Stored items:
----------

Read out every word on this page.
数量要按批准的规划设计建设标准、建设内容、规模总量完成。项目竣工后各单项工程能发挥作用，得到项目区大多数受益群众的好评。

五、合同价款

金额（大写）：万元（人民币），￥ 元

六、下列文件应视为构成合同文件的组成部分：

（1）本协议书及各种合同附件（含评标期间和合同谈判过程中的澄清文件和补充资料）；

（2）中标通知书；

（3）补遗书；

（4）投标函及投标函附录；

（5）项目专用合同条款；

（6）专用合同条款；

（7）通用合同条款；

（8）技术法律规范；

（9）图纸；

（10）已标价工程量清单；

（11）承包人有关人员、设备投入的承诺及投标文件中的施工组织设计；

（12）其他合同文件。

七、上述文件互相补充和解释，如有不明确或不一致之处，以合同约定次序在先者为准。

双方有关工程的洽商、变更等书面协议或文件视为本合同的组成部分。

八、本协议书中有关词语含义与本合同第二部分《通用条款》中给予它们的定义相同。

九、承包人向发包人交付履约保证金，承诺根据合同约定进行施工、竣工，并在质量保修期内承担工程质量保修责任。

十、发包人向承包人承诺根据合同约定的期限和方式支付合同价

----------

# Requirement
Type the material above out again, exactly.

# Problem solution
Read out every word on this page.
数量要按批准的规划设计建设标准、建设内容、规模总量完成。项目竣工后各单项工程能发挥作用，得到项目区大多数受益群众的好评。

五、合同价款

金额（大写）：万元（人民币），￥ 元

六、下列文件应视为构成合同文件的组成部分：

（1）本协议书及各种合同附件（含评标期间和合同谈判过程中的澄清文件和补充资料）；

（2）中标通知书；

（3）补遗书；

（4）投标函及投标函附录；

（5）项目专用合同条款；

（6）专用合同条款；

（7）通用合同条款；

（8）技术法律规范；

（9）图纸；

（10）已标价工程量清单；

（11）承包人有关人员、设备投入的承诺及投标文件中的施工组织设计；

（12）其他合同文件。

七、上述文件互相补充和解释，如有不明确或不一致之处，以合同约定次序在先者为准。

双方有关工程的洽商、变更等书面协议或文件视为本合同的组成部分。

八、本协议书中有关词语含义与本合同第二部分《通用条款》中给予它们的定义相同。

九、承包人向发包人交付履约保证金，承诺根据合同约定进行施工、竣工，并在质量保修期内承担工程质量保修责任。

十、发包人向承包人承诺根据合同约定的期限和方式支付合同价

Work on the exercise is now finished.